EXERCISE GOAL.
Your task is to copy each line that has the word "ortalama".

************

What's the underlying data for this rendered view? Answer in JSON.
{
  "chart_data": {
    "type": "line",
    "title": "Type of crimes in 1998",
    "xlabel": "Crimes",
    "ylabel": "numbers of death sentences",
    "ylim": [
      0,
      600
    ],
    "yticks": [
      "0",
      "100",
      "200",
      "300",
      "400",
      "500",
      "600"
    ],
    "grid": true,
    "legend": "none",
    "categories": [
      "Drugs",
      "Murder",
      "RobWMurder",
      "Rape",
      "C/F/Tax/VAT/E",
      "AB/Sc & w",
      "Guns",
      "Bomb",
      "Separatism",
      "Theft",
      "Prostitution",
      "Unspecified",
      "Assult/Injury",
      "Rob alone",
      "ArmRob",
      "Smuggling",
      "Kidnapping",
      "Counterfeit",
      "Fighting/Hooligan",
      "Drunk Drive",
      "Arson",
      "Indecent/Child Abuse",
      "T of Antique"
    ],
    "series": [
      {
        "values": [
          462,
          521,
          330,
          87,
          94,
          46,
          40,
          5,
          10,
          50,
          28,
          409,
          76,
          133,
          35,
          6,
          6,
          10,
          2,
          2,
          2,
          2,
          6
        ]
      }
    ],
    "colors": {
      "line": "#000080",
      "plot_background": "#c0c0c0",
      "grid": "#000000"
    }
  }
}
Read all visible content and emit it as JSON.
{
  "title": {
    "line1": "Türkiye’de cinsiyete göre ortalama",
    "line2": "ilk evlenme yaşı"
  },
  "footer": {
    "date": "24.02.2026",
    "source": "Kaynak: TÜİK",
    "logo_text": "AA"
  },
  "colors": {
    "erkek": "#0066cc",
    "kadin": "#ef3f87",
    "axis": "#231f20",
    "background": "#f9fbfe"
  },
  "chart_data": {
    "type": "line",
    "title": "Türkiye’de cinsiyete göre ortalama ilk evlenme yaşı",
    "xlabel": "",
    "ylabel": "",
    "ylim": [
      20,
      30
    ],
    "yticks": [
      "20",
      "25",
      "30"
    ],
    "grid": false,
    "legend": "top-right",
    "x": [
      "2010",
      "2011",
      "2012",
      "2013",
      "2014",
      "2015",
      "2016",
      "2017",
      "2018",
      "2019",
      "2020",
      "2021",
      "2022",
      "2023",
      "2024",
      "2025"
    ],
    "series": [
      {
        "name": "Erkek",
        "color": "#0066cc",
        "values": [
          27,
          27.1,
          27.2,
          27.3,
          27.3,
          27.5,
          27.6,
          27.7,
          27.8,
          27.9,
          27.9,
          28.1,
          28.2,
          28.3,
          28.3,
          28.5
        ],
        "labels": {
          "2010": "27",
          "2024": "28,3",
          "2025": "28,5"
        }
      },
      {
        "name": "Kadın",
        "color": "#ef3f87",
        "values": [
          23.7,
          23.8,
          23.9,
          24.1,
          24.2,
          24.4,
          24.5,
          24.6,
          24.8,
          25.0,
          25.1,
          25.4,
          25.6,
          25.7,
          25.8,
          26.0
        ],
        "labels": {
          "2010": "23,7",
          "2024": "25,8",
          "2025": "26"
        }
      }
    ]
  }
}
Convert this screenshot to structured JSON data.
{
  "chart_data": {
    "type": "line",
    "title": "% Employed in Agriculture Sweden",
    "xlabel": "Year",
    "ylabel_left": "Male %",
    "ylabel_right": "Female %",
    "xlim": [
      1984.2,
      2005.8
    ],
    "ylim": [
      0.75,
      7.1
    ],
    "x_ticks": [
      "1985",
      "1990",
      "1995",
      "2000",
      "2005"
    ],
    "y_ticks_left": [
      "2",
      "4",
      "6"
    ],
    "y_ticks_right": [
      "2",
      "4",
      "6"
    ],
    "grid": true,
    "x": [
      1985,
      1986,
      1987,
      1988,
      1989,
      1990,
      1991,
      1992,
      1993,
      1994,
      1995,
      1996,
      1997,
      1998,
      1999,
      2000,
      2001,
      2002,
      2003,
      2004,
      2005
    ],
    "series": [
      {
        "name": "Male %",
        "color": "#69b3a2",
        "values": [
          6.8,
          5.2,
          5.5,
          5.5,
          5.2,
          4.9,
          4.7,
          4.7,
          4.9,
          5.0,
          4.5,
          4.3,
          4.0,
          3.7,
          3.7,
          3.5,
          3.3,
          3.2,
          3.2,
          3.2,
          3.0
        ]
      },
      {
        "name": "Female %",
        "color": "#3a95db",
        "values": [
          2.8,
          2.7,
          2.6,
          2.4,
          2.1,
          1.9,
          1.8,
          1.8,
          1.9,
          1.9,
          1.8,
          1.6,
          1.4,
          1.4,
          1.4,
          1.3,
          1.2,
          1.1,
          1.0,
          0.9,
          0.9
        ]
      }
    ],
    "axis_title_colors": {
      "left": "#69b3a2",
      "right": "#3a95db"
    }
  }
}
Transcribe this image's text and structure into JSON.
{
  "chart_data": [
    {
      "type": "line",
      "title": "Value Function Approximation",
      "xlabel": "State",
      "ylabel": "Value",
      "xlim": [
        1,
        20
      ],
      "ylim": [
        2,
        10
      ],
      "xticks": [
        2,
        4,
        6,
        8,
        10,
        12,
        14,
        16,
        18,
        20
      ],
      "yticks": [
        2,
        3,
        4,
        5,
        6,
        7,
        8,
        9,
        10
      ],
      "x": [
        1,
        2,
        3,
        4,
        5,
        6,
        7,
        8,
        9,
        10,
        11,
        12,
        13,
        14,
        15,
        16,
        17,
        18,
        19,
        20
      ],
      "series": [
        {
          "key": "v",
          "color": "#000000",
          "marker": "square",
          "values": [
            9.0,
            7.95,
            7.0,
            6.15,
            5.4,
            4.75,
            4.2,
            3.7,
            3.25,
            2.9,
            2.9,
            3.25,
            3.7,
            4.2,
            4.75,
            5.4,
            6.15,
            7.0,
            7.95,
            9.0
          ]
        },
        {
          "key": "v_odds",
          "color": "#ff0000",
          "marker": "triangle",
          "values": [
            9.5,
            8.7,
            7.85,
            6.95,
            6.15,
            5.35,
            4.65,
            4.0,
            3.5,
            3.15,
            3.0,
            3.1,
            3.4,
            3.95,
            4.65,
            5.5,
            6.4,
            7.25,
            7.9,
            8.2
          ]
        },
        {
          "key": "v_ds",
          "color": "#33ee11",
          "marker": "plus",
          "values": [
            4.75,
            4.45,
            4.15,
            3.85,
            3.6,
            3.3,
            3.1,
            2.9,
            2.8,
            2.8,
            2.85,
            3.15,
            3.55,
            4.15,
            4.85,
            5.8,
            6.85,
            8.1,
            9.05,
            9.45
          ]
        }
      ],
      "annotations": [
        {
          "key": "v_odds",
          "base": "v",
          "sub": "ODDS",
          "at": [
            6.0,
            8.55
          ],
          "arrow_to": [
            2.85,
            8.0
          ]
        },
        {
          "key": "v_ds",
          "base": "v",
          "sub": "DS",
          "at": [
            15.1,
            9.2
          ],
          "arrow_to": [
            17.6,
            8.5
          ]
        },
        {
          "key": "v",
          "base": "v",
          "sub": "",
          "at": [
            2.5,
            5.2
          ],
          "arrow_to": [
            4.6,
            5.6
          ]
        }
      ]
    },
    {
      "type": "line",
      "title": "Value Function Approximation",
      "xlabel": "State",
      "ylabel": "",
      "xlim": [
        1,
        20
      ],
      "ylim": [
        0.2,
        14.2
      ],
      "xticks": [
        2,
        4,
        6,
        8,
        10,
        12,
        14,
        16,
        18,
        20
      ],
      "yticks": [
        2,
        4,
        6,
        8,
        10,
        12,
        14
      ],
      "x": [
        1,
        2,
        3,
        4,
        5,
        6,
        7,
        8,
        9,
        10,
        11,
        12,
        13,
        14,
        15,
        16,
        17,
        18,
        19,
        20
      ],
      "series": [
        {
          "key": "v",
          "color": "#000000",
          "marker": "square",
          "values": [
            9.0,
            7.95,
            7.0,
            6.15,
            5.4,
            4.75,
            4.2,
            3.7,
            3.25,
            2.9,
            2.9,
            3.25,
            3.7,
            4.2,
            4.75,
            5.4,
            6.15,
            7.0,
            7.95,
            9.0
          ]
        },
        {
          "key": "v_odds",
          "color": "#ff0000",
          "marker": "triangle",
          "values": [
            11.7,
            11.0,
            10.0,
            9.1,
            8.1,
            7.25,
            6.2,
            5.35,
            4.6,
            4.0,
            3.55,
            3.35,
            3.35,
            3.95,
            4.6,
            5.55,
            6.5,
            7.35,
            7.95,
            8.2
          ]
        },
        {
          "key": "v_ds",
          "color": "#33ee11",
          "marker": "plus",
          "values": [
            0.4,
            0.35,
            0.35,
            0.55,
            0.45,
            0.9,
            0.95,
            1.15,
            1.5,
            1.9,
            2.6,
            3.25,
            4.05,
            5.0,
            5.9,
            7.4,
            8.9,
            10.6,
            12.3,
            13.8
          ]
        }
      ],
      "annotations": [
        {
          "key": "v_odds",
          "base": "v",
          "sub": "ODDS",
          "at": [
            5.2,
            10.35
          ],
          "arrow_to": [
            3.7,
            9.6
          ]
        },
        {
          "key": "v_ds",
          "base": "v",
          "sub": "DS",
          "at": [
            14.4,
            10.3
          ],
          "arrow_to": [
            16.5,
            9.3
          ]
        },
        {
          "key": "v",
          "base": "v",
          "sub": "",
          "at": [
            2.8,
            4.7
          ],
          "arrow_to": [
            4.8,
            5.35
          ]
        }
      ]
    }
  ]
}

************

SOLVED EXERCISE.
    "line1": "Türkiye’de cinsiyete göre ortalama",
    "title": "Türkiye’de cinsiyete göre ortalama ilk evlenme yaşı",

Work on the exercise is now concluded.